## Working data
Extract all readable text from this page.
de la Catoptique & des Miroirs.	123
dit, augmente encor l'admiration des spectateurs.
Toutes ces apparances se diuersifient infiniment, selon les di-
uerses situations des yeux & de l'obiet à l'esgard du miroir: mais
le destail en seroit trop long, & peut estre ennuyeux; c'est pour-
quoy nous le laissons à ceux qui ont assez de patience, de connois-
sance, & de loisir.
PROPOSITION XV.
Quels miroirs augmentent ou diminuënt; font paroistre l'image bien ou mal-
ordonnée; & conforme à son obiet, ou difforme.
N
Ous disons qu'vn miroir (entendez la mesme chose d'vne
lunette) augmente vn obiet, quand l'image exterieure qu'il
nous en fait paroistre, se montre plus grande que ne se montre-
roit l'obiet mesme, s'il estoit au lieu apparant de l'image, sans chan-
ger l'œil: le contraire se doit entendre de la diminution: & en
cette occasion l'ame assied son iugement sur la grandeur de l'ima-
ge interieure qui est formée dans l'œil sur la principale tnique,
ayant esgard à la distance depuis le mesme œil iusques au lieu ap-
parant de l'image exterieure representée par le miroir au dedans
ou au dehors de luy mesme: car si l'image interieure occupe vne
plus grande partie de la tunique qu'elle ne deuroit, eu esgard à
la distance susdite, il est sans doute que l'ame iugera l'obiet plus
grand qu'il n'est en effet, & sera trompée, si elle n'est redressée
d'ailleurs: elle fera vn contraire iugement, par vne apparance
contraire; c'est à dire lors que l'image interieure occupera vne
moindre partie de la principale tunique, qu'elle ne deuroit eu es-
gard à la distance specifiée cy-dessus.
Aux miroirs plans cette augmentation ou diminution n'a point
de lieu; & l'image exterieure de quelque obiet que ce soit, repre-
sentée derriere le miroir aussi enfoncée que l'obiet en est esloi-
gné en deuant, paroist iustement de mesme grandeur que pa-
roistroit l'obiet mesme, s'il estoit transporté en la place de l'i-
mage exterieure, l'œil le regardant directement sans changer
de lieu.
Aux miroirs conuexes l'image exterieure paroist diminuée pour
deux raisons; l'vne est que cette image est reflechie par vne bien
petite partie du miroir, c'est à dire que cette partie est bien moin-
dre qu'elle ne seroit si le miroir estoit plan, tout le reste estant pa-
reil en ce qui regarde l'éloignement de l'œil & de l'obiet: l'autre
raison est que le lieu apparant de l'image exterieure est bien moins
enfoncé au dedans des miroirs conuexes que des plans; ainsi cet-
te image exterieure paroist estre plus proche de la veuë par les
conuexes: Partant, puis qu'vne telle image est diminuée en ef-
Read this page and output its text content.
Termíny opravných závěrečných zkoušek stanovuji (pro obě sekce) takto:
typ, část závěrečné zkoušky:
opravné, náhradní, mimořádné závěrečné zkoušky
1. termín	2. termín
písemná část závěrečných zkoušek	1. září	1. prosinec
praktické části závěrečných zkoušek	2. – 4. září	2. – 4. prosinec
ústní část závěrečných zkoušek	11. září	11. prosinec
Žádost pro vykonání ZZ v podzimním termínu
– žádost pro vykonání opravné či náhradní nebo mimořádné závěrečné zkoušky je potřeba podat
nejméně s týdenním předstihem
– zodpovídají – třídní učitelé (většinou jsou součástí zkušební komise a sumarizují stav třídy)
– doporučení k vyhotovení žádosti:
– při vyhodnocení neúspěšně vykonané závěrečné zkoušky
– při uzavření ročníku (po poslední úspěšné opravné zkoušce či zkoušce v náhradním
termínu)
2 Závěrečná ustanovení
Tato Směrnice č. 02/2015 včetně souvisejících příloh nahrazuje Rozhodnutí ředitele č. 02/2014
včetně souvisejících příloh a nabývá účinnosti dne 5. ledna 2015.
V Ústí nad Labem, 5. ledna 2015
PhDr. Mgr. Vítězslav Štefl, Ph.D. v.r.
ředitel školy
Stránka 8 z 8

## Task instructions
Your task is to repeat each line of the material exactly.

## In response
Extract all readable text from this page.
de la Catoptique & des Miroirs.	123
dit, augmente encor l'admiration des spectateurs.
Toutes ces apparances se diuersifient infiniment, selon les di-
uerses situations des yeux & de l'obiet à l'esgard du miroir: mais
le destail en seroit trop long, & peut estre ennuyeux; c'est pour-
quoy nous le laissons à ceux qui ont assez de patience, de connois-
sance, & de loisir.
PROPOSITION XV.
Quels miroirs augmentent ou diminuënt; font paroistre l'image bien ou mal-
ordonnée; & conforme à son obiet, ou difforme.
N
Ous disons qu'vn miroir (entendez la mesme chose d'vne
lunette) augmente vn obiet, quand l'image exterieure qu'il
nous en fait paroistre, se montre plus grande que ne se montre-
roit l'obiet mesme, s'il estoit au lieu apparant de l'image, sans chan-
ger l'œil: le contraire se doit entendre de la diminution: & en
cette occasion l'ame assied son iugement sur la grandeur de l'ima-
ge interieure qui est formée dans l'œil sur la principale tnique,
ayant esgard à la distance depuis le mesme œil iusques au lieu ap-
parant de l'image exterieure representée par le miroir au dedans
ou au dehors de luy mesme: car si l'image interieure occupe vne
plus grande partie de la tunique qu'elle ne deuroit, eu esgard à
la distance susdite, il est sans doute que l'ame iugera l'obiet plus
grand qu'il n'est en effet, & sera trompée, si elle n'est redressée
d'ailleurs: elle fera vn contraire iugement, par vne apparance
contraire; c'est à dire lors que l'image interieure occupera vne
moindre partie de la principale tunique, qu'elle ne deuroit eu es-
gard à la distance specifiée cy-dessus.
Aux miroirs plans cette augmentation ou diminution n'a point
de lieu; & l'image exterieure de quelque obiet que ce soit, repre-
sentée derriere le miroir aussi enfoncée que l'obiet en est esloi-
gné en deuant, paroist iustement de mesme grandeur que pa-
roistroit l'obiet mesme, s'il estoit transporté en la place de l'i-
mage exterieure, l'œil le regardant directement sans changer
de lieu.
Aux miroirs conuexes l'image exterieure paroist diminuée pour
deux raisons; l'vne est que cette image est reflechie par vne bien
petite partie du miroir, c'est à dire que cette partie est bien moin-
dre qu'elle ne seroit si le miroir estoit plan, tout le reste estant pa-
reil en ce qui regarde l'éloignement de l'œil & de l'obiet: l'autre
raison est que le lieu apparant de l'image exterieure est bien moins
enfoncé au dedans des miroirs conuexes que des plans; ainsi cet-
te image exterieure paroist estre plus proche de la veuë par les
conuexes: Partant, puis qu'vne telle image est diminuée en ef-
Read this page and output its text content.
Termíny opravných závěrečných zkoušek stanovuji (pro obě sekce) takto:
typ, část závěrečné zkoušky:
opravné, náhradní, mimořádné závěrečné zkoušky
1. termín	2. termín
písemná část závěrečných zkoušek	1. září	1. prosinec
praktické části závěrečných zkoušek	2. – 4. září	2. – 4. prosinec
ústní část závěrečných zkoušek	11. září	11. prosinec
Žádost pro vykonání ZZ v podzimním termínu
– žádost pro vykonání opravné či náhradní nebo mimořádné závěrečné zkoušky je potřeba podat
nejméně s týdenním předstihem
– zodpovídají – třídní učitelé (většinou jsou součástí zkušební komise a sumarizují stav třídy)
– doporučení k vyhotovení žádosti:
– při vyhodnocení neúspěšně vykonané závěrečné zkoušky
– při uzavření ročníku (po poslední úspěšné opravné zkoušce či zkoušce v náhradním
termínu)
2 Závěrečná ustanovení
Tato Směrnice č. 02/2015 včetně souvisejících příloh nahrazuje Rozhodnutí ředitele č. 02/2014
včetně souvisejících příloh a nabývá účinnosti dne 5. ledna 2015.
V Ústí nad Labem, 5. ledna 2015
PhDr. Mgr. Vítězslav Štefl, Ph.D. v.r.
ředitel školy
Stránka 8 z 8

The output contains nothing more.